_Brief_: Copy every line that mentions the word "JSON".

------------------------------------------------------------------------

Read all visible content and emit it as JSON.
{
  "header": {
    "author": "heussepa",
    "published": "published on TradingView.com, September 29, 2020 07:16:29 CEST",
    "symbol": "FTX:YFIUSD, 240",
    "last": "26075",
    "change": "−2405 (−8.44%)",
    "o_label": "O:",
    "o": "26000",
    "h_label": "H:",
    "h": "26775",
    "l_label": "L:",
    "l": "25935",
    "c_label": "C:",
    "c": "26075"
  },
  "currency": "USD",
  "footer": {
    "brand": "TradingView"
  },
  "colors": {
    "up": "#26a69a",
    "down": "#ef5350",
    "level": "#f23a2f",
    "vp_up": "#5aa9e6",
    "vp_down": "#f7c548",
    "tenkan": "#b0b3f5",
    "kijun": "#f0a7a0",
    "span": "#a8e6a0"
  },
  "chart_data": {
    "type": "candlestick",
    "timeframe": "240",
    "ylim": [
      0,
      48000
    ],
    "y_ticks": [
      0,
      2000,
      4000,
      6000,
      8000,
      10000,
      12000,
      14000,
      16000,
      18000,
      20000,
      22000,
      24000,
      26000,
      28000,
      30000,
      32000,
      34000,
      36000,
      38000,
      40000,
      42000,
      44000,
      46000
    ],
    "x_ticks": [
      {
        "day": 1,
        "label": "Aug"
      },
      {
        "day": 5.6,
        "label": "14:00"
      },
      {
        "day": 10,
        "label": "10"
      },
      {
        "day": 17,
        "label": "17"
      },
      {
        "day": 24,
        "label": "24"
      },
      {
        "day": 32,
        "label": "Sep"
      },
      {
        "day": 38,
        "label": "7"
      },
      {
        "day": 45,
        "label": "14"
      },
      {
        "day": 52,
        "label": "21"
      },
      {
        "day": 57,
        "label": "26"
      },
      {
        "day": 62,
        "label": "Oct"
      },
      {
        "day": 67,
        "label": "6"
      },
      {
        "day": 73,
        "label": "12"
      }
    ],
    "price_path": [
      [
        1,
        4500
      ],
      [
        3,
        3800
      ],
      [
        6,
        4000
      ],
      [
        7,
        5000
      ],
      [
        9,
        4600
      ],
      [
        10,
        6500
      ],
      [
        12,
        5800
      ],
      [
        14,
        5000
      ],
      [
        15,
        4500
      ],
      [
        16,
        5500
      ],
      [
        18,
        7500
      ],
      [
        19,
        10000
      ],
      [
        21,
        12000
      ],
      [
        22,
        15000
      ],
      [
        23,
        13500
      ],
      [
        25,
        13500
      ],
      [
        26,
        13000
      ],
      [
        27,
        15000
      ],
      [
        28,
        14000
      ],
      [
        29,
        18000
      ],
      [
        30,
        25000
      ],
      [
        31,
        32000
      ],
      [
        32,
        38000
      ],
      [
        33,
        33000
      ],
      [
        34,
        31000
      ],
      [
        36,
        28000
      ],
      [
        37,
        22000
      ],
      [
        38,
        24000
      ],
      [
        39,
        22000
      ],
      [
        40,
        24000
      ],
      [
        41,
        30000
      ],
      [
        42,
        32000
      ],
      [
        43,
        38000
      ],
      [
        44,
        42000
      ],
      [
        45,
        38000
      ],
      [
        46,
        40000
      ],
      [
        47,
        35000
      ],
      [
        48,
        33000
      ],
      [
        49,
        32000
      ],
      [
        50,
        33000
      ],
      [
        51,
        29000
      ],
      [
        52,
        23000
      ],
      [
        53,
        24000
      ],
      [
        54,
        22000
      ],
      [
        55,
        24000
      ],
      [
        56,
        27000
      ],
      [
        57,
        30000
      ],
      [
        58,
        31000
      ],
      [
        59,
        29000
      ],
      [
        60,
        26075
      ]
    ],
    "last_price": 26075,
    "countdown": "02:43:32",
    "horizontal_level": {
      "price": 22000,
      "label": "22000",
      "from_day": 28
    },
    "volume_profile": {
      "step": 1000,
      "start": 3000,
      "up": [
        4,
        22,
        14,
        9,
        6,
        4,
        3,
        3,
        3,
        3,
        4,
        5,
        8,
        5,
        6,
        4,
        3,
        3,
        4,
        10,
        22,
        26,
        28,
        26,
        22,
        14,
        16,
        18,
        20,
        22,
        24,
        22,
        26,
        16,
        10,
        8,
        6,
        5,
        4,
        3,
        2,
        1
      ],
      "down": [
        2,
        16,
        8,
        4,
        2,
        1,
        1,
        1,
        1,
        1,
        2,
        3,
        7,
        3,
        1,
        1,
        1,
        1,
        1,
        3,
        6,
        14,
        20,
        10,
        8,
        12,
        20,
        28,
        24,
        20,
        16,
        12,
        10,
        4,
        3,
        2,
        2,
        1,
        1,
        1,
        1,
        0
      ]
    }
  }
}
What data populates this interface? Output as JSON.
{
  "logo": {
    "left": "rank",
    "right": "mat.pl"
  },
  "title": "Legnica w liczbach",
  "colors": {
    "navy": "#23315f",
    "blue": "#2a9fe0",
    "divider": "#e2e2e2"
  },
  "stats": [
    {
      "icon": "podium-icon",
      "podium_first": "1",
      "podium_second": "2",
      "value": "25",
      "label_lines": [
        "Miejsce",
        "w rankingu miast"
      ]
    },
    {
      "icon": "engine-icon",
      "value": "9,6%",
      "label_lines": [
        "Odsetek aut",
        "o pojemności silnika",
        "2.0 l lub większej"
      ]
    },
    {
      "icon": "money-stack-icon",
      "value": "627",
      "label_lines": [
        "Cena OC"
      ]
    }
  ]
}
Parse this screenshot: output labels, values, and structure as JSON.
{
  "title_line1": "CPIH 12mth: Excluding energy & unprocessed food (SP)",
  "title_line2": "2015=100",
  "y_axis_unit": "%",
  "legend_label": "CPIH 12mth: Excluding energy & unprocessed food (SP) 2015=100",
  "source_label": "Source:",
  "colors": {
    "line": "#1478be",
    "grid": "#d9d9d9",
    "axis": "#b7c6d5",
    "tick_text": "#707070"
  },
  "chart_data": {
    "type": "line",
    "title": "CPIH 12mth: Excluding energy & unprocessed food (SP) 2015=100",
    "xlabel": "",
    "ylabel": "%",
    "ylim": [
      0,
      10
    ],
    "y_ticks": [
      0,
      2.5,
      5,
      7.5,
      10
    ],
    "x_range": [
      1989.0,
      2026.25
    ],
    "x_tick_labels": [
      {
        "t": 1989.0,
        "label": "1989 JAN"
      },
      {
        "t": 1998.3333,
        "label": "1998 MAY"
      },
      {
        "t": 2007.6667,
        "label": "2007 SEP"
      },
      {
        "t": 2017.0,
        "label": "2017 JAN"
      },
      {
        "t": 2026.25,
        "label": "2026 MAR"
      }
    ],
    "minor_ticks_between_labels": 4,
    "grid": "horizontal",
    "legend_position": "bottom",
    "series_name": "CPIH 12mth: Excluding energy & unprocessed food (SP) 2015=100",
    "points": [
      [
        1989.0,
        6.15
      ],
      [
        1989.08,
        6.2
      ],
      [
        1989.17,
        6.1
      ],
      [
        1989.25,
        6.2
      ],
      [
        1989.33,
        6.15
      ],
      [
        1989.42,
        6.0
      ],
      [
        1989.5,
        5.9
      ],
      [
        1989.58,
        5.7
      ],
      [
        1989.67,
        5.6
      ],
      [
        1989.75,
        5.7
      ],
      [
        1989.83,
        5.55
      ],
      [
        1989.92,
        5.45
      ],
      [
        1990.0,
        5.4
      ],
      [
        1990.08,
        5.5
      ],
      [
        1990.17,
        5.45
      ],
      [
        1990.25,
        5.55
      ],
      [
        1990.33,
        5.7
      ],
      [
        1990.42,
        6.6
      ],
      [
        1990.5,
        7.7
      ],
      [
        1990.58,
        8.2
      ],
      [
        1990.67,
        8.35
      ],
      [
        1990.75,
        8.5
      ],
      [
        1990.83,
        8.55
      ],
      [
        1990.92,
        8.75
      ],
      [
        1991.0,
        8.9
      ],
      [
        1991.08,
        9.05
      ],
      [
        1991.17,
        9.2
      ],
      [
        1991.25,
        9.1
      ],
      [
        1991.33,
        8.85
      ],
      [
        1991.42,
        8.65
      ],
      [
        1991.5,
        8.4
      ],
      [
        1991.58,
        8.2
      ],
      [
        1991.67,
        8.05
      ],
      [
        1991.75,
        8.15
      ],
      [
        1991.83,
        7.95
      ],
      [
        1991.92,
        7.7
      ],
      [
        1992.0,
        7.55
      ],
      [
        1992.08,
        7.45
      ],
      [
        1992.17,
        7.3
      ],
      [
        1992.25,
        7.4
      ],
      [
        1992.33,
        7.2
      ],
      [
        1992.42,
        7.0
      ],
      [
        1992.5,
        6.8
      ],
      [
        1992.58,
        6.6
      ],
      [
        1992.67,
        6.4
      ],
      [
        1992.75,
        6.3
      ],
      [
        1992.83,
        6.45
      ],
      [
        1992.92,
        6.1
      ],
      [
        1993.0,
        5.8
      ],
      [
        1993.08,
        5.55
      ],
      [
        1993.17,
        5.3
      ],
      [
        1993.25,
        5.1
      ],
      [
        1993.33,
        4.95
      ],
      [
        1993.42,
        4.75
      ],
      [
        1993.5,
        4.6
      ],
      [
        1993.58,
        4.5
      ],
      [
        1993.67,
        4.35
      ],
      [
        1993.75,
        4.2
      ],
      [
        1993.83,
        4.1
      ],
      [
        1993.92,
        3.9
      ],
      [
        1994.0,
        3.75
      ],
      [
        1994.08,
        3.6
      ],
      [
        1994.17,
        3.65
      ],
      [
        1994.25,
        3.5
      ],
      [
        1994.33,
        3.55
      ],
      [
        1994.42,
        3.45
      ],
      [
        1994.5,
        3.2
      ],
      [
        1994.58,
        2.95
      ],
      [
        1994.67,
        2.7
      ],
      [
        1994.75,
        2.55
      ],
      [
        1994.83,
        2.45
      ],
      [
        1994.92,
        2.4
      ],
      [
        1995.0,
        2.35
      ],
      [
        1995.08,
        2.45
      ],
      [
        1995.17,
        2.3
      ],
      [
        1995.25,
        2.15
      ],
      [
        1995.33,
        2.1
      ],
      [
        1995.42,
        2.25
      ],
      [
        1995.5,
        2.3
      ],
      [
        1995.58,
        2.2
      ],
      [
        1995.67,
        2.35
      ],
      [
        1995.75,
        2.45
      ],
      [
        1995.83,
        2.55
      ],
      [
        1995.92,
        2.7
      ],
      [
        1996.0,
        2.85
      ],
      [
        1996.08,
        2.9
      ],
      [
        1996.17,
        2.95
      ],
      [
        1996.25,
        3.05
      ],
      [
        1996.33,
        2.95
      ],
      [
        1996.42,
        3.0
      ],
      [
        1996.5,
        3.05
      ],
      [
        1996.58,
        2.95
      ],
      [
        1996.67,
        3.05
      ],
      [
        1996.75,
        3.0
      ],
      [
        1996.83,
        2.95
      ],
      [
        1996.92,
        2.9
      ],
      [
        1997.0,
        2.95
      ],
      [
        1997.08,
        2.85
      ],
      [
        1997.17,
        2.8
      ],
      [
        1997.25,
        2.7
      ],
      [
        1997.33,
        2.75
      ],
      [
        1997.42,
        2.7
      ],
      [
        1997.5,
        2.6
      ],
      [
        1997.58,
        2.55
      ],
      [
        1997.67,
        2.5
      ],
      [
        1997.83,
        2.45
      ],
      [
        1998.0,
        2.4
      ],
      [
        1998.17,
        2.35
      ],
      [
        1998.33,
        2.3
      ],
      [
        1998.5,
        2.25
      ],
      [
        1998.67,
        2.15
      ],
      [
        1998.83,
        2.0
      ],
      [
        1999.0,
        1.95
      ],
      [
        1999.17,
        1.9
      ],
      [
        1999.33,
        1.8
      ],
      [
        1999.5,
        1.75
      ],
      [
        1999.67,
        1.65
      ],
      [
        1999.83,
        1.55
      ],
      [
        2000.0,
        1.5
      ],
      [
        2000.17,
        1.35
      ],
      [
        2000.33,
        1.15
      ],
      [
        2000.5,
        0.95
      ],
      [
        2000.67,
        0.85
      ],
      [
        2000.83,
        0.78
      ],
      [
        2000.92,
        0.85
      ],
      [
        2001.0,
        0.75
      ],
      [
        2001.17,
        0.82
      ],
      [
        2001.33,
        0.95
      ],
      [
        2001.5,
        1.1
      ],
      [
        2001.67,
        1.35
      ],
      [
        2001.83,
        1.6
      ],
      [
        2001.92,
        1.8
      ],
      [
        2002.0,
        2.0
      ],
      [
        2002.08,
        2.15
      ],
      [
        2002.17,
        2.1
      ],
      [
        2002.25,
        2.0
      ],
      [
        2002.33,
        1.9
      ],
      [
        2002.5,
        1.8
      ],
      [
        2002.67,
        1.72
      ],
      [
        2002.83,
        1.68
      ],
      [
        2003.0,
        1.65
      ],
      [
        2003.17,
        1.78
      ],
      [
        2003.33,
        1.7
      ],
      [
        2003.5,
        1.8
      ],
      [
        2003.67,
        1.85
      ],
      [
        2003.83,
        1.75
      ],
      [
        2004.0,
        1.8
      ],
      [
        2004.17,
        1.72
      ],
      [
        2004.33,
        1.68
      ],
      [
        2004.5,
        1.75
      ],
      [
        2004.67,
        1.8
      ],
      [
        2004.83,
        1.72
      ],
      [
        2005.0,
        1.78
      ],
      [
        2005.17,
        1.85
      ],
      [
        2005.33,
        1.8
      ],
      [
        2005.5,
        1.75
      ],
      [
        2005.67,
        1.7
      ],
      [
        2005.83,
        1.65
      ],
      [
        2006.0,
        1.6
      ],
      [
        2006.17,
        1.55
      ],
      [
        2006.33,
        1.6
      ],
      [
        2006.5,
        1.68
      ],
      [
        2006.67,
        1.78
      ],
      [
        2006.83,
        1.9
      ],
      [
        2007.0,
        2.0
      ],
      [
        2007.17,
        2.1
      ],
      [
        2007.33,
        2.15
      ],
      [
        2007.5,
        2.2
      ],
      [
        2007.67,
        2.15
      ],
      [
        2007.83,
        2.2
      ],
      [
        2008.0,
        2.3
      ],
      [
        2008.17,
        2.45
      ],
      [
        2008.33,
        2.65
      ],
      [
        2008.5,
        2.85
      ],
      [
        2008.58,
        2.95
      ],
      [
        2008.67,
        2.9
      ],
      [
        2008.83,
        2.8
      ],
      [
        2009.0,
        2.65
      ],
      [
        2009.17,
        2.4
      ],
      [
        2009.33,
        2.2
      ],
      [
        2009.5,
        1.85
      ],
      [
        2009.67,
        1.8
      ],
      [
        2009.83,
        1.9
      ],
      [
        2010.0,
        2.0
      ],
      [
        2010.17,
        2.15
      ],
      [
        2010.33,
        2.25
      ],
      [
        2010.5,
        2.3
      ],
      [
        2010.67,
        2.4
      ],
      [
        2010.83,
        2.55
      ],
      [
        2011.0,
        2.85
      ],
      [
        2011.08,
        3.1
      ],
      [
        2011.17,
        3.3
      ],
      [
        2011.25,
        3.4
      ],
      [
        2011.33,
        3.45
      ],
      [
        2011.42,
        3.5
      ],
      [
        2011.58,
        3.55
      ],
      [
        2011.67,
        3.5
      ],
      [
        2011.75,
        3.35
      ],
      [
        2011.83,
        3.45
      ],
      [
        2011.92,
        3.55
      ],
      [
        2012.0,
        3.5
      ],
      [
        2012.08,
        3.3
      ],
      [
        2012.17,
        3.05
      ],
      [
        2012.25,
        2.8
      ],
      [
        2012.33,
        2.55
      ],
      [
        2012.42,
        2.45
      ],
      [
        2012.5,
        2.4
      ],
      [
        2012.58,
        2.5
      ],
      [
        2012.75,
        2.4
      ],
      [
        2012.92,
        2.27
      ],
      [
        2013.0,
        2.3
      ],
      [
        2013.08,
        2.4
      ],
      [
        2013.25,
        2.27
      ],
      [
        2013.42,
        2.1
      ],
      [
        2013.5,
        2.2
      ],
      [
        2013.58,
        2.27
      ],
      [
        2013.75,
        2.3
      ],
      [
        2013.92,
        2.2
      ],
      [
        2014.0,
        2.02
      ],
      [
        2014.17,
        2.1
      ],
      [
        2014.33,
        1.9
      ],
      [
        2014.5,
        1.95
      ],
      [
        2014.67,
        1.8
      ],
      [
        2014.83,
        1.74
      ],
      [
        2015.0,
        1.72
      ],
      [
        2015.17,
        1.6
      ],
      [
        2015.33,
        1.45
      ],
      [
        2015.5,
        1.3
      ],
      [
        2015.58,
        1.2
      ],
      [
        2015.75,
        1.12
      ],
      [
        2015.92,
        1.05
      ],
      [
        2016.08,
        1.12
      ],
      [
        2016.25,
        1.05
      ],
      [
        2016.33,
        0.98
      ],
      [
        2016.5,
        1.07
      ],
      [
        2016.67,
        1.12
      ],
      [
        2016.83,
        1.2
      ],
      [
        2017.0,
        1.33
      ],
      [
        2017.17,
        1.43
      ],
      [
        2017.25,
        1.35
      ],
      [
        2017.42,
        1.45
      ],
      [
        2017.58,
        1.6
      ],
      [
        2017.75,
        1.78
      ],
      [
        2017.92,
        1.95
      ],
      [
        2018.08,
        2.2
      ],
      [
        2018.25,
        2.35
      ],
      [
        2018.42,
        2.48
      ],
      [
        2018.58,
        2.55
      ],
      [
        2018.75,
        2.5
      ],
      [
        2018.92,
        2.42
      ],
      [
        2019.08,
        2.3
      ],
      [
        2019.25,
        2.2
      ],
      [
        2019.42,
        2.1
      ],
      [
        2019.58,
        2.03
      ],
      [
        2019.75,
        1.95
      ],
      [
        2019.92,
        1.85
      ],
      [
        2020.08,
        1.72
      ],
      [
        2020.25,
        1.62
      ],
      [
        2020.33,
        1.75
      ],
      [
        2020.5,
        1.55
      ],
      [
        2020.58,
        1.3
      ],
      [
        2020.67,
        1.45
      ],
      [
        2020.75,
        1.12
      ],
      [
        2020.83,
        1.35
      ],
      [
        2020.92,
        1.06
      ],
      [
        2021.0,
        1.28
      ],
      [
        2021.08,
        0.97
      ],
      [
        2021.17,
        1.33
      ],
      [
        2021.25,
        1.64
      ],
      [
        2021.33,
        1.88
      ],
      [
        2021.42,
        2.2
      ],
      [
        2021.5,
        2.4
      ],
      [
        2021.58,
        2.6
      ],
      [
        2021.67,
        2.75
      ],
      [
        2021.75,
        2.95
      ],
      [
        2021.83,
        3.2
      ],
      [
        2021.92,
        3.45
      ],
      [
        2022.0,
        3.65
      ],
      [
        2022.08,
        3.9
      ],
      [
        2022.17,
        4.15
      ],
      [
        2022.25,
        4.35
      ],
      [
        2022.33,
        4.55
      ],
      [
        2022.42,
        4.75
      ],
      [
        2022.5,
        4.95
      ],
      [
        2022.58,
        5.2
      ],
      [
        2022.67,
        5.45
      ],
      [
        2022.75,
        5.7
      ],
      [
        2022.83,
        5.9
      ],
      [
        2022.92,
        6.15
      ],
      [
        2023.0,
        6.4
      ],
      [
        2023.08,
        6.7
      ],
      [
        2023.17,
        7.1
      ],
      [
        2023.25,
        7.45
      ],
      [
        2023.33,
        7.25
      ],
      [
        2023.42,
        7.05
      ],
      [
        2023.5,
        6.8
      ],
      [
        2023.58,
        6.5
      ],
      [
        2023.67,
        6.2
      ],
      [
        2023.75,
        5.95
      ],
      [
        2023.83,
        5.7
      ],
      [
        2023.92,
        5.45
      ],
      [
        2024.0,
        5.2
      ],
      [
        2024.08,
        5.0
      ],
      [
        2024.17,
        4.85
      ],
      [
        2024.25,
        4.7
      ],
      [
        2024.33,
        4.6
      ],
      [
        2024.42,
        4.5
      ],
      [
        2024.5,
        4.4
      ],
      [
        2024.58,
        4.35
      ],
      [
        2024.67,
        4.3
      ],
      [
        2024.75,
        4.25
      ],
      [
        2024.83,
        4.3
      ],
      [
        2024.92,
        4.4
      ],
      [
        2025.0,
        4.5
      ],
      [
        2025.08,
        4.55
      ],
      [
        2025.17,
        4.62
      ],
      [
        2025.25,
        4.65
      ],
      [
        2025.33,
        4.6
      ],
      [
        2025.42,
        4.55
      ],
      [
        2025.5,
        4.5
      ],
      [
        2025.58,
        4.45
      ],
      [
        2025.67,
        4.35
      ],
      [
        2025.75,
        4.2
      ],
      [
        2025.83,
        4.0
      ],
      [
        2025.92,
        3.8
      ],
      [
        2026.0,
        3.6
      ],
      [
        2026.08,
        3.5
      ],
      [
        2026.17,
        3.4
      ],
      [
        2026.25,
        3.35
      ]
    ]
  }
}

------------------------------------------------------------------------

_Answer in full_:
Read all visible content and emit it as JSON.
What data populates this interface? Output as JSON.
Parse this screenshot: output labels, values, and structure as JSON.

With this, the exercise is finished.